:: Listed entries ::
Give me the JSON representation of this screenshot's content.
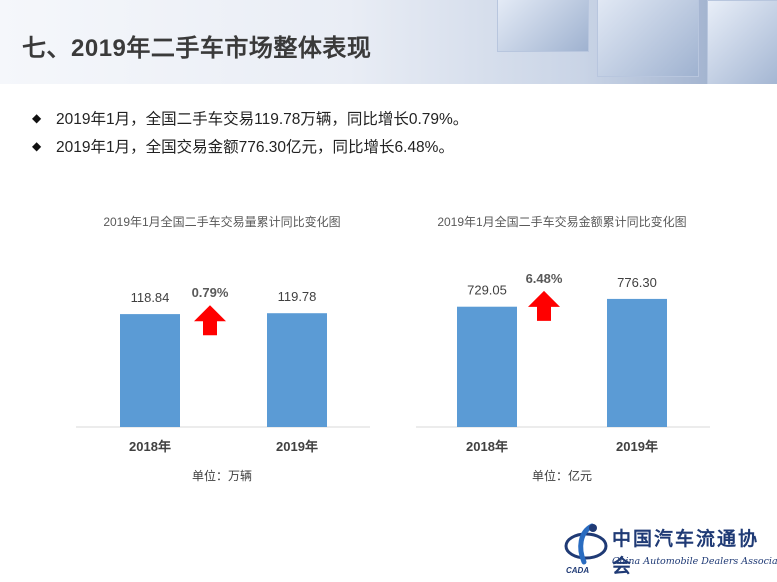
{
  "header": {
    "title": "七、2019年二手车市场整体表现"
  },
  "bullets": [
    "2019年1月，全国二手车交易119.78万辆，同比增长0.79%。",
    "2019年1月，全国交易金额776.30亿元，同比增长6.48%。"
  ],
  "colors": {
    "bar": "#5b9bd5",
    "arrow": "#ff0000",
    "title_text": "#3a3a3a"
  },
  "chart_data": [
    {
      "type": "bar",
      "title": "2019年1月全国二手车交易量累计同比变化图",
      "categories": [
        "2018年",
        "2019年"
      ],
      "values": [
        118.84,
        119.78
      ],
      "value_labels": [
        "118.84",
        "119.78"
      ],
      "change_label": "0.79%",
      "unit": "单位：万辆",
      "grid": false
    },
    {
      "type": "bar",
      "title": "2019年1月全国二手车交易金额累计同比变化图",
      "categories": [
        "2018年",
        "2019年"
      ],
      "values": [
        729.05,
        776.3
      ],
      "value_labels": [
        "729.05",
        "776.30"
      ],
      "change_label": "6.48%",
      "unit": "单位：亿元",
      "grid": false
    }
  ],
  "logo": {
    "name_cn": "中国汽车流通协会",
    "name_en": "China Automobile Dealers Association",
    "abbr": "CADA"
  }
}
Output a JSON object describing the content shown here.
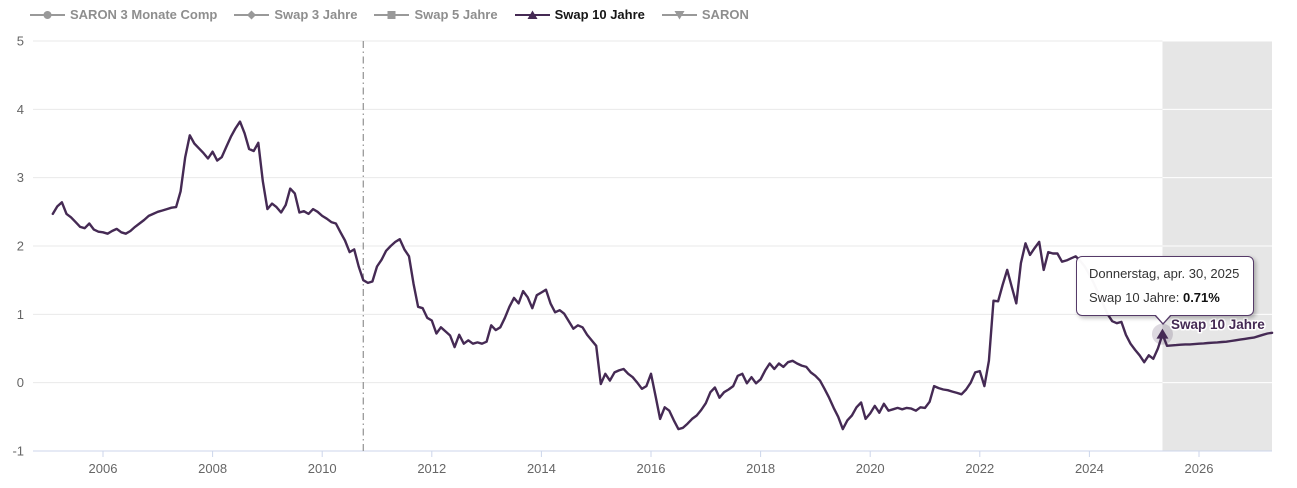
{
  "legend": {
    "items": [
      {
        "label": "SARON 3 Monate Comp",
        "marker": "circle",
        "color": "#999999",
        "active": false
      },
      {
        "label": "Swap 3 Jahre",
        "marker": "diamond",
        "color": "#999999",
        "active": false
      },
      {
        "label": "Swap 5 Jahre",
        "marker": "square",
        "color": "#999999",
        "active": false
      },
      {
        "label": "Swap 10 Jahre",
        "marker": "triangle-up",
        "color": "#452a54",
        "active": true
      },
      {
        "label": "SARON",
        "marker": "triangle-down",
        "color": "#999999",
        "active": false
      }
    ]
  },
  "tooltip": {
    "date_line": "Donnerstag, apr. 30, 2025",
    "series_label": "Swap 10 Jahre:",
    "value": "0.71%"
  },
  "series_inline_label": "Swap 10 Jahre",
  "colors": {
    "series": "#452a54",
    "inactive_gray": "#999999",
    "grid": "#e9e9e9",
    "axis_line": "#ccd6eb",
    "axis_label": "#666666",
    "forecast_band": "#e6e6e6",
    "plot_line": "#9a9a9a",
    "tooltip_border": "#553a68"
  },
  "chart_data": {
    "type": "line",
    "title": "",
    "xlabel": "",
    "ylabel": "",
    "x_axis": {
      "tick_years": [
        2006,
        2008,
        2010,
        2012,
        2014,
        2016,
        2018,
        2020,
        2022,
        2024,
        2026
      ],
      "range": [
        2004.77,
        2027.42
      ]
    },
    "y_axis": {
      "ticks": [
        -1,
        0,
        1,
        2,
        3,
        4,
        5
      ],
      "range": [
        -1,
        5
      ]
    },
    "grid": true,
    "legend_position": "top-left",
    "hidden_series": [
      "SARON 3 Monate Comp",
      "Swap 3 Jahre",
      "Swap 5 Jahre",
      "SARON"
    ],
    "plot_line": {
      "year": 2010.75,
      "style": "dash-dot"
    },
    "forecast_band": {
      "start_year": 2025.333,
      "end_year": 2027.42
    },
    "highlight_point": {
      "date_label": "Donnerstag, apr. 30, 2025",
      "year": 2025.333,
      "value": 0.71
    },
    "series": [
      {
        "name": "Swap 10 Jahre",
        "unit": "%",
        "start": "2005-01",
        "step": "monthly",
        "forecast_start_index": 244,
        "values": [
          2.47,
          2.58,
          2.64,
          2.47,
          2.42,
          2.35,
          2.28,
          2.26,
          2.33,
          2.24,
          2.21,
          2.2,
          2.18,
          2.22,
          2.25,
          2.2,
          2.18,
          2.22,
          2.28,
          2.33,
          2.38,
          2.44,
          2.47,
          2.5,
          2.52,
          2.54,
          2.56,
          2.57,
          2.8,
          3.3,
          3.62,
          3.5,
          3.43,
          3.36,
          3.28,
          3.38,
          3.25,
          3.3,
          3.45,
          3.6,
          3.72,
          3.82,
          3.65,
          3.42,
          3.39,
          3.51,
          2.95,
          2.54,
          2.62,
          2.57,
          2.49,
          2.6,
          2.84,
          2.77,
          2.49,
          2.51,
          2.47,
          2.54,
          2.5,
          2.44,
          2.4,
          2.35,
          2.33,
          2.2,
          2.08,
          1.91,
          1.95,
          1.7,
          1.5,
          1.46,
          1.48,
          1.7,
          1.8,
          1.93,
          2.0,
          2.06,
          2.1,
          1.95,
          1.85,
          1.45,
          1.11,
          1.09,
          0.95,
          0.91,
          0.72,
          0.81,
          0.75,
          0.69,
          0.52,
          0.7,
          0.57,
          0.62,
          0.57,
          0.59,
          0.57,
          0.6,
          0.84,
          0.77,
          0.81,
          0.95,
          1.11,
          1.24,
          1.16,
          1.34,
          1.25,
          1.09,
          1.28,
          1.32,
          1.36,
          1.16,
          1.03,
          1.06,
          1.01,
          0.9,
          0.79,
          0.84,
          0.81,
          0.7,
          0.62,
          0.54,
          -0.02,
          0.13,
          0.03,
          0.15,
          0.18,
          0.2,
          0.13,
          0.08,
          0.0,
          -0.09,
          -0.05,
          0.13,
          -0.2,
          -0.53,
          -0.36,
          -0.41,
          -0.55,
          -0.68,
          -0.66,
          -0.6,
          -0.53,
          -0.48,
          -0.4,
          -0.3,
          -0.14,
          -0.07,
          -0.22,
          -0.14,
          -0.1,
          -0.05,
          0.1,
          0.13,
          -0.01,
          0.08,
          -0.01,
          0.05,
          0.18,
          0.28,
          0.2,
          0.28,
          0.23,
          0.3,
          0.32,
          0.28,
          0.25,
          0.23,
          0.15,
          0.1,
          0.03,
          -0.09,
          -0.22,
          -0.37,
          -0.5,
          -0.68,
          -0.55,
          -0.48,
          -0.36,
          -0.29,
          -0.53,
          -0.45,
          -0.34,
          -0.44,
          -0.31,
          -0.41,
          -0.39,
          -0.37,
          -0.39,
          -0.37,
          -0.38,
          -0.41,
          -0.36,
          -0.37,
          -0.28,
          -0.05,
          -0.08,
          -0.1,
          -0.11,
          -0.13,
          -0.15,
          -0.17,
          -0.1,
          0.0,
          0.15,
          0.17,
          -0.05,
          0.32,
          1.2,
          1.19,
          1.43,
          1.65,
          1.4,
          1.16,
          1.75,
          2.04,
          1.87,
          1.97,
          2.06,
          1.65,
          1.91,
          1.89,
          1.89,
          1.77,
          1.79,
          1.82,
          1.85,
          1.78,
          1.7,
          1.58,
          1.45,
          1.3,
          1.15,
          1.0,
          0.9,
          0.87,
          0.89,
          0.7,
          0.57,
          0.48,
          0.4,
          0.3,
          0.4,
          0.35,
          0.5,
          0.71,
          0.54,
          0.545,
          0.55,
          0.555,
          0.56,
          0.56,
          0.565,
          0.57,
          0.575,
          0.58,
          0.585,
          0.59,
          0.595,
          0.6,
          0.61,
          0.62,
          0.63,
          0.64,
          0.65,
          0.66,
          0.68,
          0.7,
          0.72,
          0.73
        ]
      }
    ]
  }
}
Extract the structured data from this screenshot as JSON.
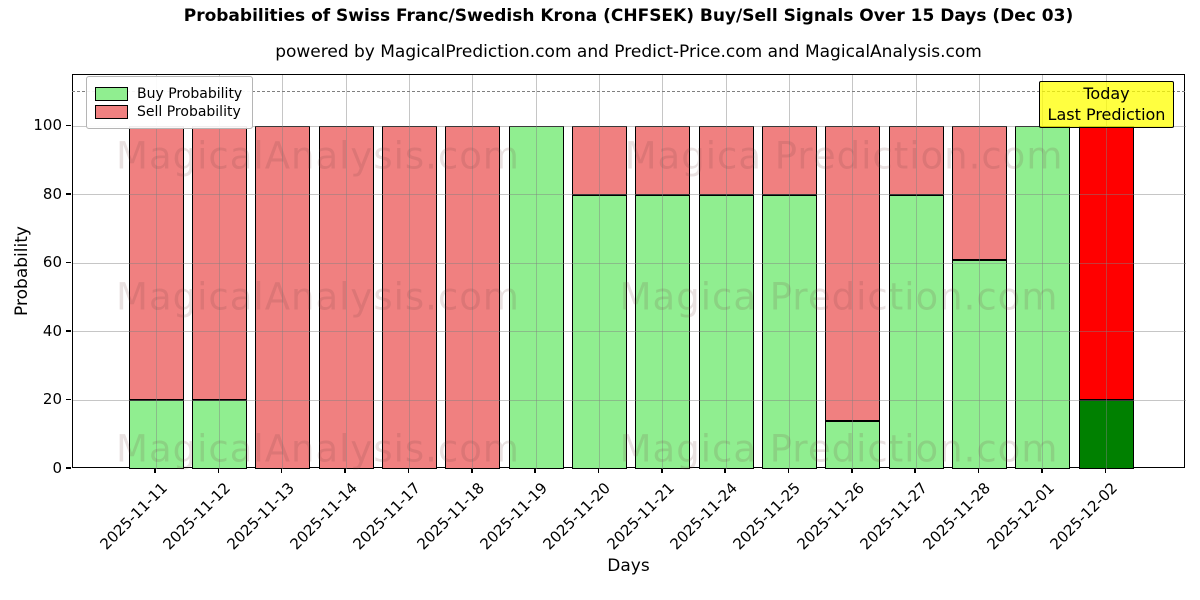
{
  "title": "Probabilities of Swiss Franc/Swedish Krona (CHFSEK) Buy/Sell Signals Over 15 Days (Dec 03)",
  "subtitle": "powered by MagicalPrediction.com and Predict-Price.com and MagicalAnalysis.com",
  "axes": {
    "xlabel": "Days",
    "ylabel": "Probability",
    "yticks": [
      0,
      20,
      40,
      60,
      80,
      100
    ],
    "ylim": [
      0,
      115
    ],
    "grid": true,
    "dashed_line_y": 110
  },
  "legend": {
    "position": "top-left",
    "items": [
      {
        "label": "Buy Probability",
        "color": "#90EE90"
      },
      {
        "label": "Sell Probability",
        "color": "#F08080"
      }
    ]
  },
  "annotation_box": {
    "line1": "Today",
    "line2": "Last Prediction",
    "bg_color": "#FFFF00",
    "border_color": "#000000"
  },
  "watermarks": {
    "left_text": "MagicalAnalysis.com",
    "right_text": "Magica Prediction.com"
  },
  "chart_data": {
    "type": "bar",
    "stacked": true,
    "title": "Probabilities of Swiss Franc/Swedish Krona (CHFSEK) Buy/Sell Signals Over 15 Days (Dec 03)",
    "xlabel": "Days",
    "ylabel": "Probability",
    "ylim": [
      0,
      115
    ],
    "categories": [
      "2025-11-11",
      "2025-11-12",
      "2025-11-13",
      "2025-11-14",
      "2025-11-17",
      "2025-11-18",
      "2025-11-19",
      "2025-11-20",
      "2025-11-21",
      "2025-11-24",
      "2025-11-25",
      "2025-11-26",
      "2025-11-27",
      "2025-11-28",
      "2025-12-01",
      "2025-12-02"
    ],
    "series": [
      {
        "name": "Buy Probability",
        "color": "#90EE90",
        "values": [
          20,
          20,
          0,
          0,
          0,
          0,
          100,
          80,
          80,
          80,
          80,
          14,
          80,
          61,
          100,
          20
        ]
      },
      {
        "name": "Sell Probability",
        "color": "#F08080",
        "values": [
          80,
          80,
          100,
          100,
          100,
          100,
          0,
          20,
          20,
          20,
          20,
          86,
          20,
          39,
          0,
          80
        ]
      }
    ],
    "today": {
      "index": 15,
      "buy_color": "#008000",
      "sell_color": "#FF0000"
    }
  }
}
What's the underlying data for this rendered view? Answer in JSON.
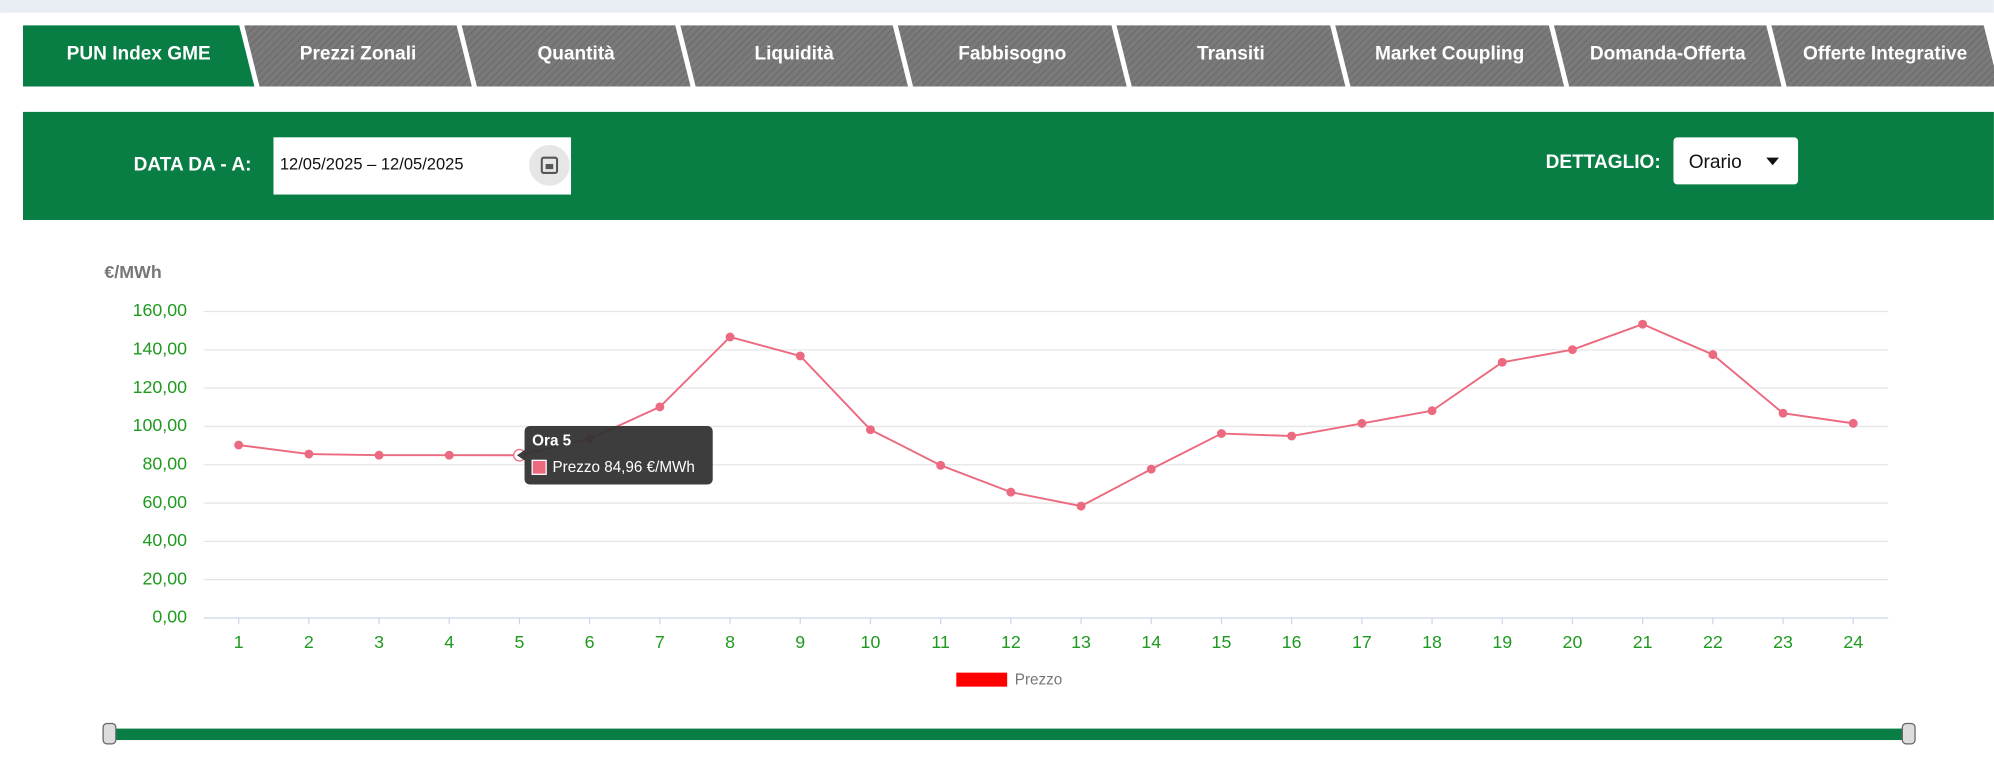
{
  "tabs": [
    "PUN Index GME",
    "Prezzi Zonali",
    "Quantità",
    "Liquidità",
    "Fabbisogno",
    "Transiti",
    "Market Coupling",
    "Domanda-Offerta",
    "Offerte Integrative"
  ],
  "active_tab": 0,
  "filter": {
    "date_label": "DATA DA - A:",
    "date_value": "12/05/2025 – 12/05/2025",
    "detail_label": "DETTAGLIO:",
    "detail_value": "Orario"
  },
  "chart_data": {
    "type": "line",
    "y_label": "€/MWh",
    "categories": [
      "1",
      "2",
      "3",
      "4",
      "5",
      "6",
      "7",
      "8",
      "9",
      "10",
      "11",
      "12",
      "13",
      "14",
      "15",
      "16",
      "17",
      "18",
      "19",
      "20",
      "21",
      "22",
      "23",
      "24"
    ],
    "series": [
      {
        "name": "Prezzo",
        "color": "#ec6a80",
        "legend_color": "#ff0000",
        "values": [
          90.3,
          85.6,
          85.0,
          85.0,
          84.96,
          93.5,
          110.2,
          146.7,
          136.8,
          98.3,
          79.7,
          65.7,
          58.4,
          77.7,
          96.3,
          95.0,
          101.6,
          108.2,
          133.5,
          140.1,
          153.4,
          137.5,
          106.9,
          101.6
        ]
      }
    ],
    "ylim": [
      0,
      160
    ],
    "yticks": [
      {
        "value": 0,
        "label": "0,00"
      },
      {
        "value": 20,
        "label": "20,00"
      },
      {
        "value": 40,
        "label": "40,00"
      },
      {
        "value": 60,
        "label": "60,00"
      },
      {
        "value": 80,
        "label": "80,00"
      },
      {
        "value": 100,
        "label": "100,00"
      },
      {
        "value": 120,
        "label": "120,00"
      },
      {
        "value": 140,
        "label": "140,00"
      },
      {
        "value": 160,
        "label": "160,00"
      }
    ],
    "grid": true,
    "tooltip": {
      "index": 4,
      "title": "Ora 5",
      "text": "Prezzo 84,96 €/MWh"
    }
  }
}
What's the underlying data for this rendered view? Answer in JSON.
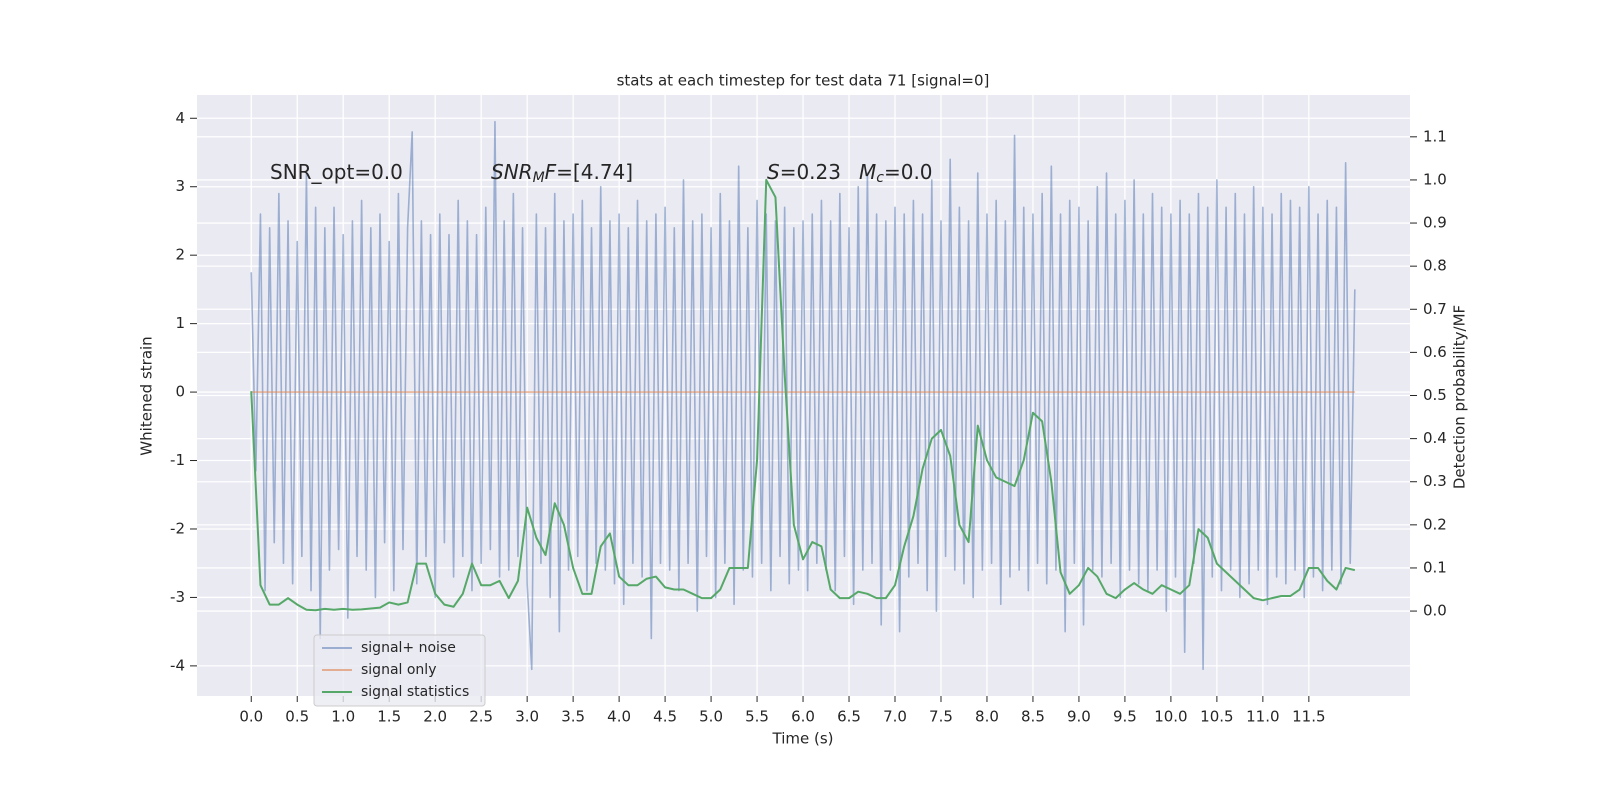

:: What is needed ::
Where a line in the material above holds "Krona", copy that line.

:: The result ::
  "title": "Probabilities of Swiss Franc/Swedish Krona (CHFSEK) Buy/Sell Signals Over 15 Days (Dec 03)",
    "title": "Probabilities of Swiss Franc/Swedish Krona (CHFSEK) Buy/Sell Signals Over 15 Days (Dec 03)",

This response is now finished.